Thomas Cook. 500 hotéis que vão encerrar de imediato em Espanha

A falência da Thomas Cook está a ter um impacto negativo em vários países. Em Espanha, o setor estima que centenas de hotéis irão encerrar brevemente.

Segundo a Confederação de Hotéis e Alojamentos Turísticos, citada pelo Eco, “há 500 hotéis que vão encerrar de imediato”, mas as consequências poderão ser ainda mais graves caso o Governo espanhol não tome medidas.

500 hotéis que vão encerrar de imediato devido à falência da Thomas Cook e a situação pode piorar se o Executivo não tomar medidas rapidamente”, avisa Juan Molas, presidente da Confederação Espanhola de Hotéis e Alojamentos Turísticos, em entrevista ao Cinco Días.

A empresa tem, segundo estimativas oficiais, uma dívida de cerca de 200 milhões de euros para com as unidades hoteleiras. No entanto, Juan Molas adianta que esse valor será ainda maior. “Será muito mais. Só a soma de oito cadeias ronda os 100 milhões de euros. Acredito que vai ultrapassar em muito esse número.”

O presidente da confederação espanhola afirma que o verdadeiro problema aparecerá a partir de 6 de outubro, o último dia em que as seguradoras vão cobrir as despesas dos turistas que voaram através da Thomas Cook.

De acordo com o matutino, dos 500 hotéis que Molas acredita que fecharão portas, 100 dependiam exclusivamente do operador britânico, enquanto os restantes 400 representavam um volume de clientes entre os 30 e os 70%.

No que diz respeito aos destinos mais afetados, as ilhas Canárias e as ilhas Baleares vão ficar a perder, uma vez que representam 40% do setor hoteleiro afetado, seguido de Costa del Sol (região da Andaluzia) com 20% e da Catalunha e Valência com 10%.

**Informação apresentada**
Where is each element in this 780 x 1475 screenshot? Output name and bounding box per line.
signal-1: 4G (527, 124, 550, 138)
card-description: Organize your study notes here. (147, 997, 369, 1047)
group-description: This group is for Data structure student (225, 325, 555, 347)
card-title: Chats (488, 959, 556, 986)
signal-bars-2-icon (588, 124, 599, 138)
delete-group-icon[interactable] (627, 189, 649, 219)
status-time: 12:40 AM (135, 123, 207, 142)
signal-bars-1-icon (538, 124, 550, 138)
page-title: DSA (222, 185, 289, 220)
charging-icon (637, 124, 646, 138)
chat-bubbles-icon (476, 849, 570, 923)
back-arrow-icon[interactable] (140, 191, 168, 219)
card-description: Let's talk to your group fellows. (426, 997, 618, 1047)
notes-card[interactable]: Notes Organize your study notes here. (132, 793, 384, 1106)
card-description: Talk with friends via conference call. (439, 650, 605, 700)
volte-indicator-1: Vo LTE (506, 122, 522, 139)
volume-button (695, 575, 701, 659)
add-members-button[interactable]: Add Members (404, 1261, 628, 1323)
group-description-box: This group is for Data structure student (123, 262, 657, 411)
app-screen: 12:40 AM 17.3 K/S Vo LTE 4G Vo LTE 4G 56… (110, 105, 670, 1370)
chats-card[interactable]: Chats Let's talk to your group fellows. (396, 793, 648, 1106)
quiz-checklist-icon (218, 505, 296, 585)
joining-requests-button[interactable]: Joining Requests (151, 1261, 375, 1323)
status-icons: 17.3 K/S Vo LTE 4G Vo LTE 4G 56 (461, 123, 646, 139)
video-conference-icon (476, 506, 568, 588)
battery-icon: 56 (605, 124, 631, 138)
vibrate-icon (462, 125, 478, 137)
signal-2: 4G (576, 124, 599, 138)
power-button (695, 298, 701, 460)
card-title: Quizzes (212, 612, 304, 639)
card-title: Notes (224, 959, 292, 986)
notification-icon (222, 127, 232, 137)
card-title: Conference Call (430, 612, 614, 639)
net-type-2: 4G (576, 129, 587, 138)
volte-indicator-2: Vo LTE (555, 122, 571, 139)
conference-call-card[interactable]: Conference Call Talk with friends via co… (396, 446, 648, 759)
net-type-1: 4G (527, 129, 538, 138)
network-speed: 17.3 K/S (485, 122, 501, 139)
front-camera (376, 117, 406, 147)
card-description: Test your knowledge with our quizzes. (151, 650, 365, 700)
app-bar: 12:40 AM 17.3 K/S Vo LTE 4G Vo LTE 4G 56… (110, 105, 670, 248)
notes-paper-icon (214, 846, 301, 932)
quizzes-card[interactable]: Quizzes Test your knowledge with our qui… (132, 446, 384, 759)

**Lista de tarefas**
(1) Cite o texto sobre a falência da Thomas Cook desde "A empresa tem, segundo" até "da Thomas Cook.", inclusive.
(2) Continue o texto sobre a falência da Thomas Cook a partir da última frase apresentada.

**Resultados do exercício**
(1)
A empresa tem, segundo estimativas oficiais, uma dívida de cerca de 200 milhões de euros para com as unidades hoteleiras. No entanto, Juan Molas adianta que esse valor será ainda maior. “Será muito mais. Só a soma de oito cadeias ronda os 100 milhões de euros. Acredito que vai ultrapassar em muito esse número.”

O presidente da confederação espanhola afirma que o verdadeiro problema aparecerá a partir de 6 de outubro, o último dia em que as seguradoras vão cobrir as despesas dos turistas que voaram através da Thomas Cook.

(2)
Portugal

Em Portugal, o Governo vai disponibilizar uma linha de 150 milhões de euros para as empresas afetadas por esta falência. Além disto, em parceria com a Associação de Turismo do Algarve e a Associação de Promoção da Madeira, serão disponibilizados 2,25 milhões de euros para um Plano Especial de Promoção para o Algarve e a Madeira.

Ao Jornal de Negócios, o presidente da Associação dos Hotéis e Empreendimentos Turísticos do Algarve (AHETA) afirma que estes 150 milhões de euros são “manifestamente excessivos” tendo em conta as estimativas de perdas. Segundo Elidérico Viegas, um balanço provisório contabilizou “pouco mais de duas dezenas de empresas afetadas”, das quais “poucas” tinham “perdas superiores a dois milhões”.

Já a Associação de Turismo do Algarve (ATA) refere que existem mais de três dezenas de empresas que terão sido afetadas e que os valores reclamados estão “próximos dos cinco milhões de euros”.